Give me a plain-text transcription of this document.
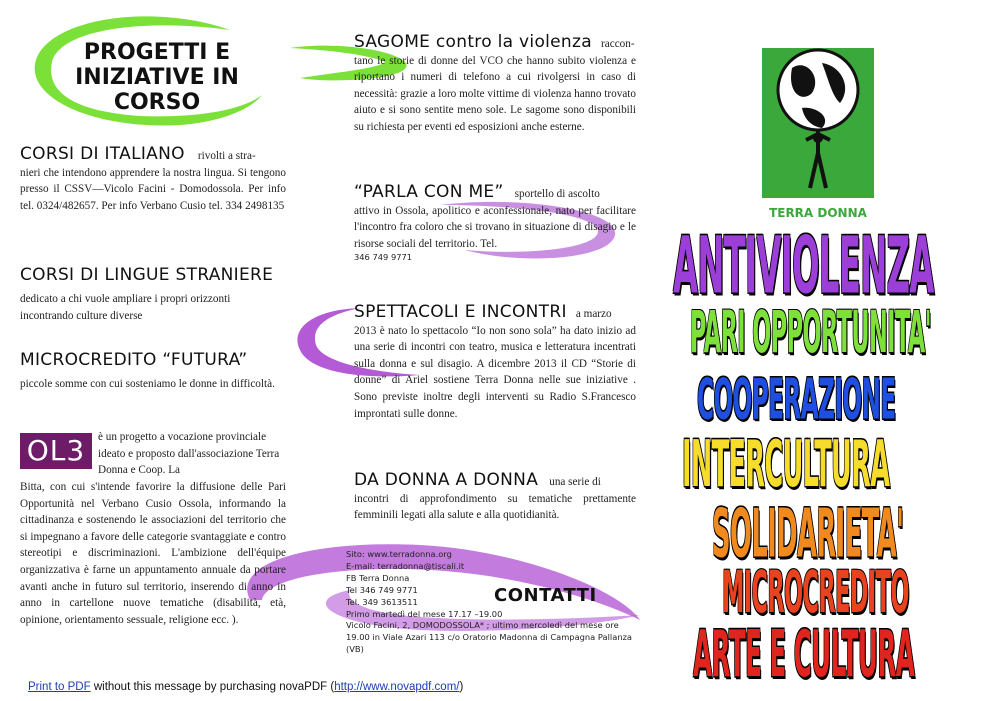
PROGETTI E INIZIATIVE IN CORSO
CORSI DI ITALIANO rivolti a stra-
nieri che intendono apprendere la nostra lingua. Si tengono presso il CSSV—Vicolo Facini - Domodossola. Per info tel. 0324/482657. Per info Verbano Cusio tel. 334 2498135
CORSI DI LINGUE STRANIERE
dedicato a chi vuole ampliare i propri orizzonti incontrando culture diverse
MICROCREDITO “FUTURA”
piccole somme con cui sosteniamo le donne in difficoltà.
OL3	è un progetto a vocazione provinciale ideato e proposto dall'associazione Terra Donna e Coop. La
Bitta, con cui s'intende favorire la diffusione delle Pari Opportunità nel Verbano Cusio Ossola, informando la cittadinanza e sostenendo le associazioni del territorio che si impegnano a favore delle categorie svantaggiate e contro stereotipi e discriminazioni. L'ambizione dell'équipe organizzativa è farne un appuntamento annuale da portare avanti anche in futuro sul territorio, inserendo di anno in anno in cartellone nuove tematiche (disabilità, età, opinione, orientamento sessuale, religione ecc. ).
SAGOME contro la violenza raccon-
tano le storie di donne del VCO che hanno subito violenza e riportano i numeri di telefono a cui rivolgersi in caso di necessità: grazie a loro molte vittime di violenza hanno trovato aiuto e si sono sentite meno sole. Le sagome sono disponibili su richiesta per eventi ed esposizioni anche esterne.
“PARLA CON ME” sportello di ascolto
attivo in Ossola, apolitico e aconfessionale, nato per facilitare l'incontro fra coloro che si trovano in situazione di disagio e le risorse sociali del territorio. Tel.
346 749 9771
SPETTACOLI E INCONTRI a marzo
2013 è nato lo spettacolo “Io non sono sola” ha dato inizio ad una serie di incontri con teatro, musica e letteratura incentrati sulla donna e sul disagio. A dicembre 2013 il CD “Storie di donne” di Ariel sostiene Terra Donna nelle sue iniziative . Sono previste inoltre degli interventi su Radio S.Francesco improntati sulle donne.
DA DONNA A DONNA una serie di
incontri di approfondimento su tematiche prettamente femminili legati alla salute e alla quotidianità.
CONTATTI
Sito: www.terradonna.org
E-mail: terradonna@tiscali.it
FB Terra Donna
Tel 346 749 9771
Tel. 349 3613511
Primo martedì del mese 17.17 –19.00
Vicolo Facini, 2, DOMODOSSOLA* ; ultimo mercoledì del mese ore 19.00 in Viale Azari 113 c/o Oratorio Madonna di Campagna Pallanza (VB)
TERRA DONNA
ANTIVIOLENZA
PARI OPPORTUNITA'
COOPERAZIONE
INTERCULTURA
SOLIDARIETA'
MICROCREDITO
ARTE E CULTURA
Print to PDF without this message by purchasing novaPDF (http://www.novapdf.com/)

════════════════════

EXERCISE REQUIREMENTS
Where a line in the material contains "MICROCREDITO", copy that line.

COMPLETE ANSWER
MICROCREDITO “FUTURA”
MICROCREDITO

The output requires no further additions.